### EXERCISE TASKS
A. From the text on the watercolor workshop, list every day of the week on which the class was held.
B. Rewrite the part of the watercolor workshop text that opens with the words containing "Lesson number one: Don’t" and closes with "as I want it.", changing "palette" to "mixing tray".

### TEXT SEGMENT
On Monday, Tuesday, and Thursday of this week, I’ve been taking a virtual workshop in painting animals in watercolor and I’d like to tell you a bit about what I’m learning. The class is taught by an artist named Alicia Farris.
Lesson number one: Don’t use so much water
I have the habit of relying on using tons of water to lighten a color. After all, it’s called watercolor, right? But in this workshop, I’ve learned to use proportionally less paint if I want my color to be lighter. In this way, I don’t have to use so much water and I have more control over my colors. I also don’t get that dreaded dark ring around lighter color that happens from there being too much water on the paper and the paint migrating toward the edges.
Lesson number two: It’s better to build up dark colors by layering on the paper itself than by trying to mix them on the palette
This is something I’d kind of already observed in my own work, but now I know not to be frustrated if a color doesn’t seem to mixing as dark as I want it.

### MATERIAL
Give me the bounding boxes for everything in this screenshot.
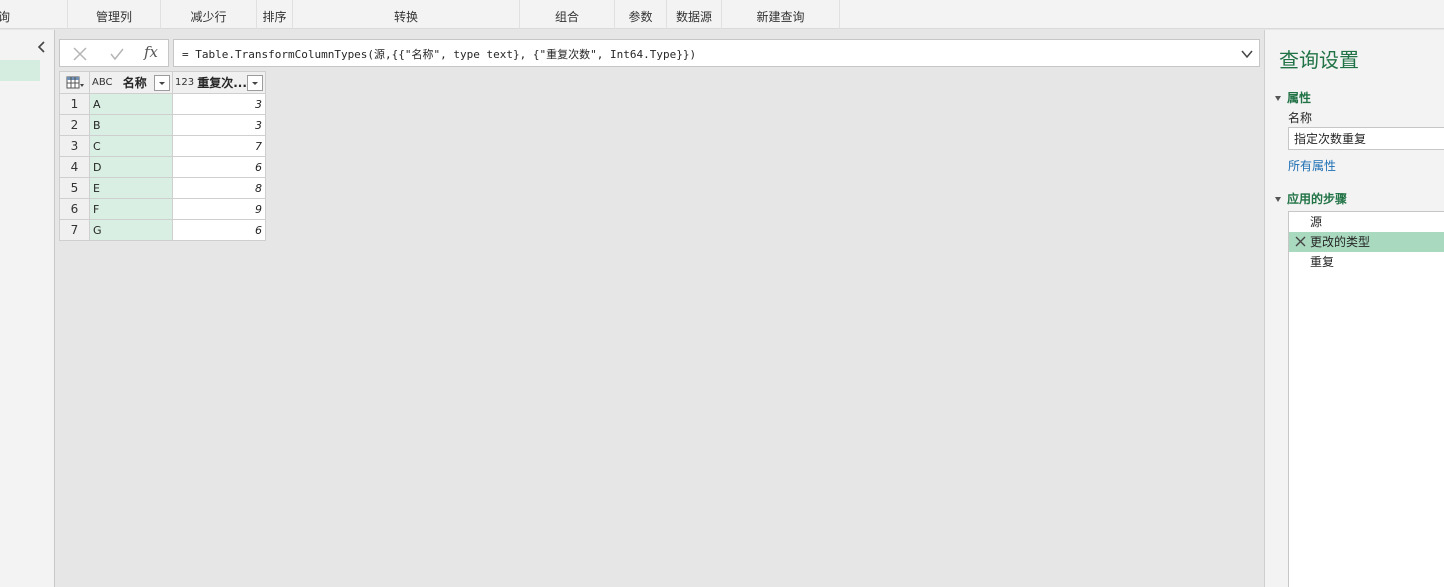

### SOLUTION LIST
A. Monday, Tuesday, Thursday

B.
Lesson number one: Don’t use so much water
I have the habit of relying on using tons of water to lighten a color. After all, it’s called watercolor, right? But in this workshop, I’ve learned to use proportionally less paint if I want my color to be lighter. In this way, I don’t have to use so much water and I have more control over my colors. I also don’t get that dreaded dark ring around lighter color that happens from there being too much water on the paper and the paint migrating toward the edges.
Lesson number two: It’s better to build up dark colors by layering on the paper itself than by trying to mix them on the mixing tray
This is something I’d kind of already observed in my own work, but now I know not to be frustrated if a color doesn’t seem to mixing as dark as I want it.